▶ _Written problem_
Reproduce all of the data that follows, character for character.

============================================================

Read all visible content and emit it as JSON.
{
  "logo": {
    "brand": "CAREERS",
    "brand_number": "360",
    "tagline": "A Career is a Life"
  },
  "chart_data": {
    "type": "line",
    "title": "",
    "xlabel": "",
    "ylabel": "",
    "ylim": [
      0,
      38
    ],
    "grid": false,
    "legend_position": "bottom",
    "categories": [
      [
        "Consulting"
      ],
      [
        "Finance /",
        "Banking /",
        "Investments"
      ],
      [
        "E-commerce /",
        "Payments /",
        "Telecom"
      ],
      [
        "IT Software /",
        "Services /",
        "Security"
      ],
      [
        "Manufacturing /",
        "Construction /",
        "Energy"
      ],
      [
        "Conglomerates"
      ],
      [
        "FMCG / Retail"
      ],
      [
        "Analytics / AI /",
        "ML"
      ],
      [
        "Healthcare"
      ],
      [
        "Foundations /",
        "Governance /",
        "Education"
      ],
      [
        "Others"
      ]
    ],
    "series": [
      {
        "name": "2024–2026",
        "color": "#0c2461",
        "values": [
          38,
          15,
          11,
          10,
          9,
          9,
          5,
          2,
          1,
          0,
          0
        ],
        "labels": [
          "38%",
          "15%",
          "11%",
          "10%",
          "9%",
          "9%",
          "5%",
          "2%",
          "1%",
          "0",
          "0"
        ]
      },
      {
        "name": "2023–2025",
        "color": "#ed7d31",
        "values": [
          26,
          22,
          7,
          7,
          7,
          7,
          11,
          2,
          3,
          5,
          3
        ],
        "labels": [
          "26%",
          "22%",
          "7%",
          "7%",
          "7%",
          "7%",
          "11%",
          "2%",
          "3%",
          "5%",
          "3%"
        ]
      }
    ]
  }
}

============================================================

▶ _Full answer_
Read all visible content and emit it as JSON.
{
  "logo": {
    "brand": "CAREERS",
    "brand_number": "360",
    "tagline": "A Career is a Life"
  },
  "chart_data": {
    "type": "line",
    "title": "",
    "xlabel": "",
    "ylabel": "",
    "ylim": [
      0,
      38
    ],
    "grid": false,
    "legend_position": "bottom",
    "categories": [
      [
        "Consulting"
      ],
      [
        "Finance /",
        "Banking /",
        "Investments"
      ],
      [
        "E-commerce /",
        "Payments /",
        "Telecom"
      ],
      [
        "IT Software /",
        "Services /",
        "Security"
      ],
      [
        "Manufacturing /",
        "Construction /",
        "Energy"
      ],
      [
        "Conglomerates"
      ],
      [
        "FMCG / Retail"
      ],
      [
        "Analytics / AI /",
        "ML"
      ],
      [
        "Healthcare"
      ],
      [
        "Foundations /",
        "Governance /",
        "Education"
      ],
      [
        "Others"
      ]
    ],
    "series": [
      {
        "name": "2024–2026",
        "color": "#0c2461",
        "values": [
          38,
          15,
          11,
          10,
          9,
          9,
          5,
          2,
          1,
          0,
          0
        ],
        "labels": [
          "38%",
          "15%",
          "11%",
          "10%",
          "9%",
          "9%",
          "5%",
          "2%",
          "1%",
          "0",
          "0"
        ]
      },
      {
        "name": "2023–2025",
        "color": "#ed7d31",
        "values": [
          26,
          22,
          7,
          7,
          7,
          7,
          11,
          2,
          3,
          5,
          3
        ],
        "labels": [
          "26%",
          "22%",
          "7%",
          "7%",
          "7%",
          "7%",
          "11%",
          "2%",
          "3%",
          "5%",
          "3%"
        ]
      }
    ]
  }
}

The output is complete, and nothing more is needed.